> **WHAT YOU WILL DO**
Write every line of the material out exactly as shown.

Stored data
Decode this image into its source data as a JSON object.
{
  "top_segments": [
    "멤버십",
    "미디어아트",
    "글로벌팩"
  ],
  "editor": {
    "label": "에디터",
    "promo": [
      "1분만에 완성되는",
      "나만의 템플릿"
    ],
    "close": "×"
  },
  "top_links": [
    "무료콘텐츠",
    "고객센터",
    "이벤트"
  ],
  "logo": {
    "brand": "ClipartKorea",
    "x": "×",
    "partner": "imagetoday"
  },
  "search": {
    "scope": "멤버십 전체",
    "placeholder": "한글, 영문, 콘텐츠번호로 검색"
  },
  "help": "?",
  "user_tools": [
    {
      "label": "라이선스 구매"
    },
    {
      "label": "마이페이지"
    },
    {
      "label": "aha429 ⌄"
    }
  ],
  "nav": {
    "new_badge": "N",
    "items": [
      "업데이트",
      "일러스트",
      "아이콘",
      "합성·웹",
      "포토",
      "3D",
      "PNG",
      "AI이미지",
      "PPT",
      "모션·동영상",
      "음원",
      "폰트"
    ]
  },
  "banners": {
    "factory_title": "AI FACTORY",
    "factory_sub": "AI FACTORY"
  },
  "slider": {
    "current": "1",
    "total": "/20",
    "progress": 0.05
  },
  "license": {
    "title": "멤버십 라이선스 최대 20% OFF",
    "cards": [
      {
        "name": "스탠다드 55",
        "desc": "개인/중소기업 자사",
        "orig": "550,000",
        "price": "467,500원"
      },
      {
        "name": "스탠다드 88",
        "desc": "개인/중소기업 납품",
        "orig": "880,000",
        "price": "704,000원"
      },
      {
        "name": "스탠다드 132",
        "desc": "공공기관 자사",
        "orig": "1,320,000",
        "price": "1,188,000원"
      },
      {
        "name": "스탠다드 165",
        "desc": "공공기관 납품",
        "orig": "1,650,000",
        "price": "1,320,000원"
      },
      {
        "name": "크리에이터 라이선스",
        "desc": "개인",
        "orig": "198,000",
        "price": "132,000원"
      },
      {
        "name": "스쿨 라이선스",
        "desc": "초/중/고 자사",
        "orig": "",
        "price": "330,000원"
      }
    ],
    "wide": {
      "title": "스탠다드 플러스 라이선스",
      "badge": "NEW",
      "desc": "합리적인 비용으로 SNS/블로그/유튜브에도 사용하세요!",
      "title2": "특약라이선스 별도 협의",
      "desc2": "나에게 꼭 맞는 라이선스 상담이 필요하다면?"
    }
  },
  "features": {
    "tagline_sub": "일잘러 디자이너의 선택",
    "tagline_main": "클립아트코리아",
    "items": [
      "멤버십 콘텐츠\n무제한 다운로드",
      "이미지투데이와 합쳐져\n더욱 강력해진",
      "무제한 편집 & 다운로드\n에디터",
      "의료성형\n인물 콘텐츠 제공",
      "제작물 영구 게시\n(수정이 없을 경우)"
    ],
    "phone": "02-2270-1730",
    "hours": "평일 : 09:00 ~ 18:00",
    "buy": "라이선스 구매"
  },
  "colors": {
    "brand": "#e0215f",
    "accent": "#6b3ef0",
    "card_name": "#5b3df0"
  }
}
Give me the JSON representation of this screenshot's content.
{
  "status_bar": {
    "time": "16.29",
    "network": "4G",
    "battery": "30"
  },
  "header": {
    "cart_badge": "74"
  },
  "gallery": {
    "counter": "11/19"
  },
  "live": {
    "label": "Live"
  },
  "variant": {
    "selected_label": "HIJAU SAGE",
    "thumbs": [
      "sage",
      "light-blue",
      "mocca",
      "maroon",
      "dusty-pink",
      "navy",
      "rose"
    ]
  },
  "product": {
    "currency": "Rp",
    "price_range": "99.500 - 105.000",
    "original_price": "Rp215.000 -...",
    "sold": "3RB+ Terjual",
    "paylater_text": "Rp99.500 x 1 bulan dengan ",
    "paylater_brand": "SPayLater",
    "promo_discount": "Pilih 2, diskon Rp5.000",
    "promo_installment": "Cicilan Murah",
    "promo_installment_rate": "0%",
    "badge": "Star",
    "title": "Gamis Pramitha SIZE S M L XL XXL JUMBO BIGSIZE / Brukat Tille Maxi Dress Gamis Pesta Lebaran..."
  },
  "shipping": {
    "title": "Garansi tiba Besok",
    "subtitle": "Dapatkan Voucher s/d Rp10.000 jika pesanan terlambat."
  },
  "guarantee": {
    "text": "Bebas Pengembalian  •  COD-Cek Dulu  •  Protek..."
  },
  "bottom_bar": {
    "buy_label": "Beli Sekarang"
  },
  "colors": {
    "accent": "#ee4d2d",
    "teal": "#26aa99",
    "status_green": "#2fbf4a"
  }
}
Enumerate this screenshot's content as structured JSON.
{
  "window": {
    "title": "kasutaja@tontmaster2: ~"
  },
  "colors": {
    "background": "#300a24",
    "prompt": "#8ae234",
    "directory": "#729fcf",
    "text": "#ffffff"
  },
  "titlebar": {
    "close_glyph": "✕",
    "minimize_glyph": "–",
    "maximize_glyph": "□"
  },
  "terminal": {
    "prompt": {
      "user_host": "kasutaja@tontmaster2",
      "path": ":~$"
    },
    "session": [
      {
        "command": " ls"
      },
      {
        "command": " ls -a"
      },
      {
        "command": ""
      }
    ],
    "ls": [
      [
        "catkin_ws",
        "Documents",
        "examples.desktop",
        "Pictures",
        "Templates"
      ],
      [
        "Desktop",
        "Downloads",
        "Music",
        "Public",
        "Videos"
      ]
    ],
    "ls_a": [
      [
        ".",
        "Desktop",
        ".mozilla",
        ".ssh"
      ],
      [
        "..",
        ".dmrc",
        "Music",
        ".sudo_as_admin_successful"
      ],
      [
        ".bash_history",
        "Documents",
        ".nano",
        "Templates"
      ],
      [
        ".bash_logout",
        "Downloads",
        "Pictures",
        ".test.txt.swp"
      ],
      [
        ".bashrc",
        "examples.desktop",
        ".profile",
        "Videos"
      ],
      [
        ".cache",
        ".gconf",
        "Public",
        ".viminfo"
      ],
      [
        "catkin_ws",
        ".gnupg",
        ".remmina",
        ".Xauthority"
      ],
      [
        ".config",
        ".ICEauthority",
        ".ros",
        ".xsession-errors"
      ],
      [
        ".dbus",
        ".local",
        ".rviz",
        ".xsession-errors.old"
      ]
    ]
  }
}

> **COMPLETE OUTPUT**
Decode this image into its source data as a JSON object.
{
  "top_segments": [
    "멤버십",
    "미디어아트",
    "글로벌팩"
  ],
  "editor": {
    "label": "에디터",
    "promo": [
      "1분만에 완성되는",
      "나만의 템플릿"
    ],
    "close": "×"
  },
  "top_links": [
    "무료콘텐츠",
    "고객센터",
    "이벤트"
  ],
  "logo": {
    "brand": "ClipartKorea",
    "x": "×",
    "partner": "imagetoday"
  },
  "search": {
    "scope": "멤버십 전체",
    "placeholder": "한글, 영문, 콘텐츠번호로 검색"
  },
  "help": "?",
  "user_tools": [
    {
      "label": "라이선스 구매"
    },
    {
      "label": "마이페이지"
    },
    {
      "label": "aha429 ⌄"
    }
  ],
  "nav": {
    "new_badge": "N",
    "items": [
      "업데이트",
      "일러스트",
      "아이콘",
      "합성·웹",
      "포토",
      "3D",
      "PNG",
      "AI이미지",
      "PPT",
      "모션·동영상",
      "음원",
      "폰트"
    ]
  },
  "banners": {
    "factory_title": "AI FACTORY",
    "factory_sub": "AI FACTORY"
  },
  "slider": {
    "current": "1",
    "total": "/20",
    "progress": 0.05
  },
  "license": {
    "title": "멤버십 라이선스 최대 20% OFF",
    "cards": [
      {
        "name": "스탠다드 55",
        "desc": "개인/중소기업 자사",
        "orig": "550,000",
        "price": "467,500원"
      },
      {
        "name": "스탠다드 88",
        "desc": "개인/중소기업 납품",
        "orig": "880,000",
        "price": "704,000원"
      },
      {
        "name": "스탠다드 132",
        "desc": "공공기관 자사",
        "orig": "1,320,000",
        "price": "1,188,000원"
      },
      {
        "name": "스탠다드 165",
        "desc": "공공기관 납품",
        "orig": "1,650,000",
        "price": "1,320,000원"
      },
      {
        "name": "크리에이터 라이선스",
        "desc": "개인",
        "orig": "198,000",
        "price": "132,000원"
      },
      {
        "name": "스쿨 라이선스",
        "desc": "초/중/고 자사",
        "orig": "",
        "price": "330,000원"
      }
    ],
    "wide": {
      "title": "스탠다드 플러스 라이선스",
      "badge": "NEW",
      "desc": "합리적인 비용으로 SNS/블로그/유튜브에도 사용하세요!",
      "title2": "특약라이선스 별도 협의",
      "desc2": "나에게 꼭 맞는 라이선스 상담이 필요하다면?"
    }
  },
  "features": {
    "tagline_sub": "일잘러 디자이너의 선택",
    "tagline_main": "클립아트코리아",
    "items": [
      "멤버십 콘텐츠\n무제한 다운로드",
      "이미지투데이와 합쳐져\n더욱 강력해진",
      "무제한 편집 & 다운로드\n에디터",
      "의료성형\n인물 콘텐츠 제공",
      "제작물 영구 게시\n(수정이 없을 경우)"
    ],
    "phone": "02-2270-1730",
    "hours": "평일 : 09:00 ~ 18:00",
    "buy": "라이선스 구매"
  },
  "colors": {
    "brand": "#e0215f",
    "accent": "#6b3ef0",
    "card_name": "#5b3df0"
  }
}
Give me the JSON representation of this screenshot's content.
{
  "status_bar": {
    "time": "16.29",
    "network": "4G",
    "battery": "30"
  },
  "header": {
    "cart_badge": "74"
  },
  "gallery": {
    "counter": "11/19"
  },
  "live": {
    "label": "Live"
  },
  "variant": {
    "selected_label": "HIJAU SAGE",
    "thumbs": [
      "sage",
      "light-blue",
      "mocca",
      "maroon",
      "dusty-pink",
      "navy",
      "rose"
    ]
  },
  "product": {
    "currency": "Rp",
    "price_range": "99.500 - 105.000",
    "original_price": "Rp215.000 -...",
    "sold": "3RB+ Terjual",
    "paylater_text": "Rp99.500 x 1 bulan dengan ",
    "paylater_brand": "SPayLater",
    "promo_discount": "Pilih 2, diskon Rp5.000",
    "promo_installment": "Cicilan Murah",
    "promo_installment_rate": "0%",
    "badge": "Star",
    "title": "Gamis Pramitha SIZE S M L XL XXL JUMBO BIGSIZE / Brukat Tille Maxi Dress Gamis Pesta Lebaran..."
  },
  "shipping": {
    "title": "Garansi tiba Besok",
    "subtitle": "Dapatkan Voucher s/d Rp10.000 jika pesanan terlambat."
  },
  "guarantee": {
    "text": "Bebas Pengembalian  •  COD-Cek Dulu  •  Protek..."
  },
  "bottom_bar": {
    "buy_label": "Beli Sekarang"
  },
  "colors": {
    "accent": "#ee4d2d",
    "teal": "#26aa99",
    "status_green": "#2fbf4a"
  }
}
Enumerate this screenshot's content as structured JSON.
{
  "window": {
    "title": "kasutaja@tontmaster2: ~"
  },
  "colors": {
    "background": "#300a24",
    "prompt": "#8ae234",
    "directory": "#729fcf",
    "text": "#ffffff"
  },
  "titlebar": {
    "close_glyph": "✕",
    "minimize_glyph": "–",
    "maximize_glyph": "□"
  },
  "terminal": {
    "prompt": {
      "user_host": "kasutaja@tontmaster2",
      "path": ":~$"
    },
    "session": [
      {
        "command": " ls"
      },
      {
        "command": " ls -a"
      },
      {
        "command": ""
      }
    ],
    "ls": [
      [
        "catkin_ws",
        "Documents",
        "examples.desktop",
        "Pictures",
        "Templates"
      ],
      [
        "Desktop",
        "Downloads",
        "Music",
        "Public",
        "Videos"
      ]
    ],
    "ls_a": [
      [
        ".",
        "Desktop",
        ".mozilla",
        ".ssh"
      ],
      [
        "..",
        ".dmrc",
        "Music",
        ".sudo_as_admin_successful"
      ],
      [
        ".bash_history",
        "Documents",
        ".nano",
        "Templates"
      ],
      [
        ".bash_logout",
        "Downloads",
        "Pictures",
        ".test.txt.swp"
      ],
      [
        ".bashrc",
        "examples.desktop",
        ".profile",
        "Videos"
      ],
      [
        ".cache",
        ".gconf",
        "Public",
        ".viminfo"
      ],
      [
        "catkin_ws",
        ".gnupg",
        ".remmina",
        ".Xauthority"
      ],
      [
        ".config",
        ".ICEauthority",
        ".ros",
        ".xsession-errors"
      ],
      [
        ".dbus",
        ".local",
        ".rviz",
        ".xsession-errors.old"
      ]
    ]
  }
}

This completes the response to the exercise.